> _WORK TO DO_
Say how many lines include the word "color". Reply with nothing but the number.

....

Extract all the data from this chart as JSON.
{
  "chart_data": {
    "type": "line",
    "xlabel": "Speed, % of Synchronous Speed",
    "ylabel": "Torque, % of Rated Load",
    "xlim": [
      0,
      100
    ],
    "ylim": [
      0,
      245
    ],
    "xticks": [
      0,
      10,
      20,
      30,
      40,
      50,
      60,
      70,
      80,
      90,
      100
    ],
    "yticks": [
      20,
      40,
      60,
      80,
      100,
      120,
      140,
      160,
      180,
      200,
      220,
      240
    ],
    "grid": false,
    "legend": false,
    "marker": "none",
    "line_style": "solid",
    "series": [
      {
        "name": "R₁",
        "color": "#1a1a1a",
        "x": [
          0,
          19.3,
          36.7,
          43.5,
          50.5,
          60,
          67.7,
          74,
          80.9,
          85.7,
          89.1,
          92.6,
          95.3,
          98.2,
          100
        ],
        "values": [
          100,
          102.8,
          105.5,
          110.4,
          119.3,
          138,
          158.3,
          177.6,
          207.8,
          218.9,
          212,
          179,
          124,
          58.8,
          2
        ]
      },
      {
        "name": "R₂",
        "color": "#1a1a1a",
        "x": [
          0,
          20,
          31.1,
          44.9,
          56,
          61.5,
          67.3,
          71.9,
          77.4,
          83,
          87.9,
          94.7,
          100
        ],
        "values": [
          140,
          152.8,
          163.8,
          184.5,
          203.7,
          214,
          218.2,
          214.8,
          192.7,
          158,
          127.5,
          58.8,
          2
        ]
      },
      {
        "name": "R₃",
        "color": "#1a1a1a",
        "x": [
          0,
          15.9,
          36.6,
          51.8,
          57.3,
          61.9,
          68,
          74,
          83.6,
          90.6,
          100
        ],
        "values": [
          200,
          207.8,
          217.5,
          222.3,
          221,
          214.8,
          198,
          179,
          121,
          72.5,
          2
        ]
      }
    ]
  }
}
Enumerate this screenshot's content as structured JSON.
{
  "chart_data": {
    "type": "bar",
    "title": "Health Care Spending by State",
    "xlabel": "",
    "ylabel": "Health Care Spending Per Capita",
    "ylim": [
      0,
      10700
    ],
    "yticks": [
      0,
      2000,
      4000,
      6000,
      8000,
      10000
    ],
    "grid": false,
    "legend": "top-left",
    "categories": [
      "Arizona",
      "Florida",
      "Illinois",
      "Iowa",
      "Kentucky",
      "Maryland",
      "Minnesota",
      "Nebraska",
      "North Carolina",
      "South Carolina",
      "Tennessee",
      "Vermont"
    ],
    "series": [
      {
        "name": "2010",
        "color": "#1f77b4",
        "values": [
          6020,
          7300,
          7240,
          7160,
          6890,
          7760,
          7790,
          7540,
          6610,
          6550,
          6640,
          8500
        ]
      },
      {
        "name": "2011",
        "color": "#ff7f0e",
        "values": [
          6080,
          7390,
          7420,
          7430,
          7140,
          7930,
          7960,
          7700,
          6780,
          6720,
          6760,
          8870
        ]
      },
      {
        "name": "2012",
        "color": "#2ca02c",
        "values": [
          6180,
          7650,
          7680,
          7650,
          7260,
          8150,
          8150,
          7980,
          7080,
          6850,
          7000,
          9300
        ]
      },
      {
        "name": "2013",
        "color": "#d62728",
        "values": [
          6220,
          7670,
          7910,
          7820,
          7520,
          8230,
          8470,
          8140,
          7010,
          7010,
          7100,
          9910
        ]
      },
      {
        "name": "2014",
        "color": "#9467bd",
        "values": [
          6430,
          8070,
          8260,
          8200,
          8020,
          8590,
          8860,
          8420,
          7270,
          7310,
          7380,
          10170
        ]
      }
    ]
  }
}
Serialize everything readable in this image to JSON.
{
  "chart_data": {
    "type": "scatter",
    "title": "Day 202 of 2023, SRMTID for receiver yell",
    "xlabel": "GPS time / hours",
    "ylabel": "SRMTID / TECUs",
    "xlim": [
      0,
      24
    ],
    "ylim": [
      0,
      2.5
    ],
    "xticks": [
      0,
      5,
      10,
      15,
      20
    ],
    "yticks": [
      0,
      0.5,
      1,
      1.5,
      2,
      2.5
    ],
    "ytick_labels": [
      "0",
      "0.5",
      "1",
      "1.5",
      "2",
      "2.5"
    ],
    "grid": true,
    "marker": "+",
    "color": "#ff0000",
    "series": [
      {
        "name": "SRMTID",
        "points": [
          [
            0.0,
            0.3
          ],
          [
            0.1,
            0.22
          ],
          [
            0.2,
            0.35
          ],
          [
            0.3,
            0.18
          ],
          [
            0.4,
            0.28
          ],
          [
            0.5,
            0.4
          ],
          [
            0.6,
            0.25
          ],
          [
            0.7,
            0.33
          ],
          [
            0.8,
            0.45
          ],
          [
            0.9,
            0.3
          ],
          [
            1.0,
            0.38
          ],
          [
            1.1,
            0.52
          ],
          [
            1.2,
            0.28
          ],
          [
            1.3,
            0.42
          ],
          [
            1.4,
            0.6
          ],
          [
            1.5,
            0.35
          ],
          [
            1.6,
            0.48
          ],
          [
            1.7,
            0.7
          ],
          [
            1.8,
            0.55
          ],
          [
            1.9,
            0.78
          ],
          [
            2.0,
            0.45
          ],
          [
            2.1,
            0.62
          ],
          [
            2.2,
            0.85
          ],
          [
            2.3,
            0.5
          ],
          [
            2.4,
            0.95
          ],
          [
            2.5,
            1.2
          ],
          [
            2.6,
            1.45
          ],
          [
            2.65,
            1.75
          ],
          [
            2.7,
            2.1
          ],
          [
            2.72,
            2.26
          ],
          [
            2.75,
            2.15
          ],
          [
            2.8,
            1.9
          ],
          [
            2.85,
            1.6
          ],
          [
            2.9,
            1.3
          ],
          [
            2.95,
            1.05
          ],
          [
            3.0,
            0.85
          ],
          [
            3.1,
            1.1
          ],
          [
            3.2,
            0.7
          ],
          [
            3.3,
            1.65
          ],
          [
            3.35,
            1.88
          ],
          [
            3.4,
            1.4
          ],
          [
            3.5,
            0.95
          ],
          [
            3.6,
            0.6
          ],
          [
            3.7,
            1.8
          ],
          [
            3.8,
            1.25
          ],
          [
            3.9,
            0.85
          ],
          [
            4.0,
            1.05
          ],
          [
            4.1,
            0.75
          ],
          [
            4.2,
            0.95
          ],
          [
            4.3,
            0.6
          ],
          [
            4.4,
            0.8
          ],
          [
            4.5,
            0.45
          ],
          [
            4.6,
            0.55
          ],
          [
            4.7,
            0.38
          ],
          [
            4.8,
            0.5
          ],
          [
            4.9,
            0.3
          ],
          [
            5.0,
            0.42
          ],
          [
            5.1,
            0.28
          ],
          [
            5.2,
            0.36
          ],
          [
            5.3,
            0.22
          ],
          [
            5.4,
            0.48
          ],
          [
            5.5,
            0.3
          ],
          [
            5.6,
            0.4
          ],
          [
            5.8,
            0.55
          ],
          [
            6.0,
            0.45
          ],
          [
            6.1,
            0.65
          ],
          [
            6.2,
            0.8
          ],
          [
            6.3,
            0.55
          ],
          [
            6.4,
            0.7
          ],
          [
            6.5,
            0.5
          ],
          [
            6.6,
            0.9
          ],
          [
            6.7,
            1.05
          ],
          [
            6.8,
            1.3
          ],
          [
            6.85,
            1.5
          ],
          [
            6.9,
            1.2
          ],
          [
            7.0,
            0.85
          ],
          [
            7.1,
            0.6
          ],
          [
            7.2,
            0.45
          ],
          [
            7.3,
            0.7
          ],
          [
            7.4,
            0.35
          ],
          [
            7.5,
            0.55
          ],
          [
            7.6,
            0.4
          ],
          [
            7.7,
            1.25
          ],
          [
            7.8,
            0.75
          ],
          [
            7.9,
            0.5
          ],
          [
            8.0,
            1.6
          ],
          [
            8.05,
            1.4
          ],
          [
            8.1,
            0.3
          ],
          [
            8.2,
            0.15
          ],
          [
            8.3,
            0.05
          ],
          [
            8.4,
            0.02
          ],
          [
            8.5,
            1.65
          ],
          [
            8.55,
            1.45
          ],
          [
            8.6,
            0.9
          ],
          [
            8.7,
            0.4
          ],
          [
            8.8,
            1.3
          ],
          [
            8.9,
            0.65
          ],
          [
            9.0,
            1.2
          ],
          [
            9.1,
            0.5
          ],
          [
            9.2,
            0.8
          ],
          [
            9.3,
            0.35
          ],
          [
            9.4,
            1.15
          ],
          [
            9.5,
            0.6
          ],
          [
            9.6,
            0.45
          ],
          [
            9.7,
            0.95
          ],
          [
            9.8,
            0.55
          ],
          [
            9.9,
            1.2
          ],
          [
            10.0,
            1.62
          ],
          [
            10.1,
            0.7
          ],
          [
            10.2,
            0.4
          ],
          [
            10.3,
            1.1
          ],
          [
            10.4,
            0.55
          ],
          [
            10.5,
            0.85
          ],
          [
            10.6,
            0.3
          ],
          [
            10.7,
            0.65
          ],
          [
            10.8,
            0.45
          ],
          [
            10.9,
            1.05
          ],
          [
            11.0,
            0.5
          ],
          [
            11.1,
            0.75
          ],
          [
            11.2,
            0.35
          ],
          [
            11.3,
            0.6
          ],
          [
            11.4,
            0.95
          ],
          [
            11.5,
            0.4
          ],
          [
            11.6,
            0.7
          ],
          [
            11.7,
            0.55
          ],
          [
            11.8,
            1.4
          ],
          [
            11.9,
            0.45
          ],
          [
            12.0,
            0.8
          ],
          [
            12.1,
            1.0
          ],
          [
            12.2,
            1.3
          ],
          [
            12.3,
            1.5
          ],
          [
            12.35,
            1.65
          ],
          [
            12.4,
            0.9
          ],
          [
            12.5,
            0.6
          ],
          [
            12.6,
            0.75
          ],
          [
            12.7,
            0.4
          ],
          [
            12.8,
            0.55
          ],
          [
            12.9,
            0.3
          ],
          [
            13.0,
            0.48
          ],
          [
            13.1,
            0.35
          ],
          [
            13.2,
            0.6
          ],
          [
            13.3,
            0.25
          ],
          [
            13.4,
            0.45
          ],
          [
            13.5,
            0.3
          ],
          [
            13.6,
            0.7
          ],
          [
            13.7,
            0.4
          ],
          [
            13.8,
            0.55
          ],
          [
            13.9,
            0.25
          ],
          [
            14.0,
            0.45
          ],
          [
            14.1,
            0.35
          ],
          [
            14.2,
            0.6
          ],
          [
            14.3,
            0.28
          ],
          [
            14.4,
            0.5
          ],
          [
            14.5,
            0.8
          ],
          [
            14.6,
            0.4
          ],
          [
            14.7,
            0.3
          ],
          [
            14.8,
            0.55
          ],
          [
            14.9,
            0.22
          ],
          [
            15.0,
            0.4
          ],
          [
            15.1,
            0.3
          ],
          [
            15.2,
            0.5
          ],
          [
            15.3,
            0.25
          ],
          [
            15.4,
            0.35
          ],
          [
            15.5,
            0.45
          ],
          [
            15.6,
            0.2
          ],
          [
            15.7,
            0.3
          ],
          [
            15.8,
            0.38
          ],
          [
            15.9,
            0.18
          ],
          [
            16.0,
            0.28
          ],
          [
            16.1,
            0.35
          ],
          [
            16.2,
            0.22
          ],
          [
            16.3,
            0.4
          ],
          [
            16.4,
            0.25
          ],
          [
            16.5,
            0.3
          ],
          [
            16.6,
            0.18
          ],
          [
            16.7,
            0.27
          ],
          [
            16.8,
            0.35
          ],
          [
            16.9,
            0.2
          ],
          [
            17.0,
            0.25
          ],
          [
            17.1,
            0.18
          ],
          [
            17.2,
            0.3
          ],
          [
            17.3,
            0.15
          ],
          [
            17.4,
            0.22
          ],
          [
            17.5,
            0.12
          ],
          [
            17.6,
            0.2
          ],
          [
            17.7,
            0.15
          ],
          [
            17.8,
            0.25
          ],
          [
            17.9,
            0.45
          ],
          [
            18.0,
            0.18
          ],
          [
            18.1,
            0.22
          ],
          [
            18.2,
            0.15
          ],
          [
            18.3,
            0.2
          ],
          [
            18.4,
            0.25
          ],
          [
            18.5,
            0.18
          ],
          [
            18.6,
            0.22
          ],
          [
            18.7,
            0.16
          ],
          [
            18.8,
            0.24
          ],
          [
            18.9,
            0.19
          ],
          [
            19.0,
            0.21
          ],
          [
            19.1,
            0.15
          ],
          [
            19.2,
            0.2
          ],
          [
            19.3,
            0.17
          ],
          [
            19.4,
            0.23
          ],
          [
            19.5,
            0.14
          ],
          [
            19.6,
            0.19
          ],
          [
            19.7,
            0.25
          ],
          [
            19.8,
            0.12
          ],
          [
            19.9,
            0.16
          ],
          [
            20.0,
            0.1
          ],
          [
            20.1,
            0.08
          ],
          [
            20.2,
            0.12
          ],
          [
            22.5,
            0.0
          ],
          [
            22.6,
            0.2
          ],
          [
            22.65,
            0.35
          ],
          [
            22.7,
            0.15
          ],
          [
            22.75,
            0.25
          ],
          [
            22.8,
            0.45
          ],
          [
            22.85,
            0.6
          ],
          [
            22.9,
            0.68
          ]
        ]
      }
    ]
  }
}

....

> _COMPLETED TASK_
9